* Problem details *
Please rename "row-label" to "row-title" in the listing from its first line through the line containing "- cell-col-8: -: [1553, 1068, 1568, 1097]", inclusive. Return those lines with nothing else changed.

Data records
-- START --
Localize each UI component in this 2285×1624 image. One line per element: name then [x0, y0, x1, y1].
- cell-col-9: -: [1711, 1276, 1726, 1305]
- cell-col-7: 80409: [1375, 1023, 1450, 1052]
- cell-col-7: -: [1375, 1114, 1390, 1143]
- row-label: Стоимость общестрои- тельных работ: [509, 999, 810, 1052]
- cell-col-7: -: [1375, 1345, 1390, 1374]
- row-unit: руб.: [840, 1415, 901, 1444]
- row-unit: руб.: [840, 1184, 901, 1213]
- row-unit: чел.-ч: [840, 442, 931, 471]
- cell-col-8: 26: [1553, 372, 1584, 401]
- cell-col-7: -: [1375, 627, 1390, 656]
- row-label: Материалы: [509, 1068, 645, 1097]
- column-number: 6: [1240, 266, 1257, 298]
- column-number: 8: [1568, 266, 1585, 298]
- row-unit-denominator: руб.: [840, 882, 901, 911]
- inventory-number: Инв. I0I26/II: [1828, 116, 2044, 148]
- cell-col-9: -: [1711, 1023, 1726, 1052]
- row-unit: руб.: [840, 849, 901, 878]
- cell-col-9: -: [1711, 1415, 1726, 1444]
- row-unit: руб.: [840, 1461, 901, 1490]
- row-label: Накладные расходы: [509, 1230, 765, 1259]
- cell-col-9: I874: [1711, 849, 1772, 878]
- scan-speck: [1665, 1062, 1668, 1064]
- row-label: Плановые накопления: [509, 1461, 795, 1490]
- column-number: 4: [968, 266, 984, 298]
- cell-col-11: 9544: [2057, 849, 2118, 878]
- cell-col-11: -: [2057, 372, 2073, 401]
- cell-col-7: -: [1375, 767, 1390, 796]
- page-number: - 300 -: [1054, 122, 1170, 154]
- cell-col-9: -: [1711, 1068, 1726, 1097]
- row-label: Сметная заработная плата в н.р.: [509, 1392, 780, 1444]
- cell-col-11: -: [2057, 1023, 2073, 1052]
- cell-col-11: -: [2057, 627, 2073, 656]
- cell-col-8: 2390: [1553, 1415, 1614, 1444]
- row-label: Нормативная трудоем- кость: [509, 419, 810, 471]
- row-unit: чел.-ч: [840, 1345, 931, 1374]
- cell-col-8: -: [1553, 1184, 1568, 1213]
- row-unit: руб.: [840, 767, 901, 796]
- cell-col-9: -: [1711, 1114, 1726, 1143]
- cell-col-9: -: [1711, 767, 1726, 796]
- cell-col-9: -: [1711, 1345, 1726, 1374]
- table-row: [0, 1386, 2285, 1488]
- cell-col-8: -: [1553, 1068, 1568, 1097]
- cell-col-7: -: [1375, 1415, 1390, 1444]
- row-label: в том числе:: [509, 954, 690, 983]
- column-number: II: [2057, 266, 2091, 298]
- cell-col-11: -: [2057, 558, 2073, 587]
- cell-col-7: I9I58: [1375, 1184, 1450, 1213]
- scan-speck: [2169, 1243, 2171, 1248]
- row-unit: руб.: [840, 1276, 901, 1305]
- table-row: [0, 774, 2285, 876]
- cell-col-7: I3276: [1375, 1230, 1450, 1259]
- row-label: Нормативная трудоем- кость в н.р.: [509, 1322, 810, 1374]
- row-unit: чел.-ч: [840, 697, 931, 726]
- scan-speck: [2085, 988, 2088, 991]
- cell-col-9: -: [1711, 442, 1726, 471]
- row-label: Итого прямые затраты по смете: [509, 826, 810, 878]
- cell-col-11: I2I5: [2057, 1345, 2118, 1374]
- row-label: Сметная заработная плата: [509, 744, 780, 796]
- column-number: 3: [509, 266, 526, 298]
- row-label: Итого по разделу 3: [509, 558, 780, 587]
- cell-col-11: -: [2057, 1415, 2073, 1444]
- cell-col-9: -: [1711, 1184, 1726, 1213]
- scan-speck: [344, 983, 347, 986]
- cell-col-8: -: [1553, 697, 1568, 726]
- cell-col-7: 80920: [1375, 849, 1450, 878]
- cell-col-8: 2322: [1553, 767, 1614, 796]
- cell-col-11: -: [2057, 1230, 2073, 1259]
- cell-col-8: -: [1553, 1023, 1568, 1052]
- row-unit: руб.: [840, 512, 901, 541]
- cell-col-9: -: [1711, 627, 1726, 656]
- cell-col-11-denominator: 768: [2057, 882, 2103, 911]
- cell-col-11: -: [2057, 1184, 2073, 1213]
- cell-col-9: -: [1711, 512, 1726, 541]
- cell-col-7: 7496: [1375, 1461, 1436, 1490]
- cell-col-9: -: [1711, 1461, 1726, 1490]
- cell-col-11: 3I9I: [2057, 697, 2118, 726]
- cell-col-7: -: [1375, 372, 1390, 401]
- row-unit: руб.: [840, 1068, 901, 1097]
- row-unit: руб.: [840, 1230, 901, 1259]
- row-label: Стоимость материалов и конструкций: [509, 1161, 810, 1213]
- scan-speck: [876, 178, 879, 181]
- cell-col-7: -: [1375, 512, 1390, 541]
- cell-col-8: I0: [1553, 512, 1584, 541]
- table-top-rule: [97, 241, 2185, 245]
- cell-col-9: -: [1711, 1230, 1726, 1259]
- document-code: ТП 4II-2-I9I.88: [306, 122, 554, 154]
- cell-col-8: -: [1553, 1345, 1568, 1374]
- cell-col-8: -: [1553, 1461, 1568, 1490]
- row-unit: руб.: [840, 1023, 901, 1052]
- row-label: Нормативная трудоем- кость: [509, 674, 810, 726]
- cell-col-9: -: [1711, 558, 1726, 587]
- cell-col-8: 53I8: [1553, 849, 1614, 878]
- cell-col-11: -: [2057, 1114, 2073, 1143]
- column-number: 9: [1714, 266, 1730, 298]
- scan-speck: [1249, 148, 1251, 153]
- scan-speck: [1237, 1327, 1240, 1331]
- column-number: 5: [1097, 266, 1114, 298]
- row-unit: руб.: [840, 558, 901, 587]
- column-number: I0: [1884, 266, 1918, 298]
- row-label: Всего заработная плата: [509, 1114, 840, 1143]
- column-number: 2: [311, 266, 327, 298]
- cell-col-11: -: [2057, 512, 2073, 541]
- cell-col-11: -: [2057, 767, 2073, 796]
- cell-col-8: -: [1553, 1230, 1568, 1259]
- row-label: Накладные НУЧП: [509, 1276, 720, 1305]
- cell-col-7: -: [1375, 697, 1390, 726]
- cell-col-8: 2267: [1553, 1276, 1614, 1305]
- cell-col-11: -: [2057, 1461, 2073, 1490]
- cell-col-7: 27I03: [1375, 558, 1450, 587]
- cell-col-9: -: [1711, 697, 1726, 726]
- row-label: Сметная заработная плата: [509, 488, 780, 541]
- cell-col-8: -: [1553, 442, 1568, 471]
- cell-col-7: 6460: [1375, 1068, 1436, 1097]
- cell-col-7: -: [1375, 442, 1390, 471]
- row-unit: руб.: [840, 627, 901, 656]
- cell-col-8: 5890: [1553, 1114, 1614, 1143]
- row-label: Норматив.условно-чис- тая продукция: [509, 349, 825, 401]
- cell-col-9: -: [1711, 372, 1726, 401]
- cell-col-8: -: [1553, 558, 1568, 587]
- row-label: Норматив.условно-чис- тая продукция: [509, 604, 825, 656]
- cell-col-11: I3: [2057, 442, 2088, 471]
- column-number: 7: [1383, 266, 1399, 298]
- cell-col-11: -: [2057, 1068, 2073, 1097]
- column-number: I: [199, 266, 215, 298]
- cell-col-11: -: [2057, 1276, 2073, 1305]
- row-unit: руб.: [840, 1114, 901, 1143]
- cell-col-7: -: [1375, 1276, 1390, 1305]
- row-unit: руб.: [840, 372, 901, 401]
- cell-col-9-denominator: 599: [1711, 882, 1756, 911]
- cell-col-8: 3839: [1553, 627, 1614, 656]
-- END --
* Output for this exercise *
Localize each UI component in this 2285×1624 image. One line per element: name then [x0, y0, x1, y1].
- cell-col-9: -: [1711, 1276, 1726, 1305]
- cell-col-7: 80409: [1375, 1023, 1450, 1052]
- cell-col-7: -: [1375, 1114, 1390, 1143]
- row-title: Стоимость общестрои- тельных работ: [509, 999, 810, 1052]
- cell-col-7: -: [1375, 1345, 1390, 1374]
- row-unit: руб.: [840, 1415, 901, 1444]
- row-unit: руб.: [840, 1184, 901, 1213]
- row-unit: чел.-ч: [840, 442, 931, 471]
- cell-col-8: 26: [1553, 372, 1584, 401]
- cell-col-7: -: [1375, 627, 1390, 656]
- row-title: Материалы: [509, 1068, 645, 1097]
- column-number: 6: [1240, 266, 1257, 298]
- column-number: 8: [1568, 266, 1585, 298]
- row-unit-denominator: руб.: [840, 882, 901, 911]
- inventory-number: Инв. I0I26/II: [1828, 116, 2044, 148]
- cell-col-9: -: [1711, 1023, 1726, 1052]
- row-unit: руб.: [840, 849, 901, 878]
- cell-col-9: -: [1711, 1415, 1726, 1444]
- row-unit: руб.: [840, 1461, 901, 1490]
- row-title: Накладные расходы: [509, 1230, 765, 1259]
- cell-col-9: I874: [1711, 849, 1772, 878]
- scan-speck: [1665, 1062, 1668, 1064]
- row-title: Плановые накопления: [509, 1461, 795, 1490]
- column-number: 4: [968, 266, 984, 298]
- cell-col-11: 9544: [2057, 849, 2118, 878]
- cell-col-11: -: [2057, 372, 2073, 401]
- cell-col-7: -: [1375, 767, 1390, 796]
- page-number: - 300 -: [1054, 122, 1170, 154]
- cell-col-9: -: [1711, 1068, 1726, 1097]
- row-title: Сметная заработная плата в н.р.: [509, 1392, 780, 1444]
- cell-col-11: -: [2057, 1023, 2073, 1052]
- cell-col-11: -: [2057, 627, 2073, 656]
- cell-col-8: 2390: [1553, 1415, 1614, 1444]
- row-title: Нормативная трудоем- кость: [509, 419, 810, 471]
- row-unit: чел.-ч: [840, 1345, 931, 1374]
- cell-col-8: -: [1553, 1184, 1568, 1213]
- row-unit: руб.: [840, 767, 901, 796]
- cell-col-9: -: [1711, 1114, 1726, 1143]
- cell-col-9: -: [1711, 767, 1726, 796]
- cell-col-9: -: [1711, 1345, 1726, 1374]
- table-row: [0, 1386, 2285, 1488]
- cell-col-8: -: [1553, 1068, 1568, 1097]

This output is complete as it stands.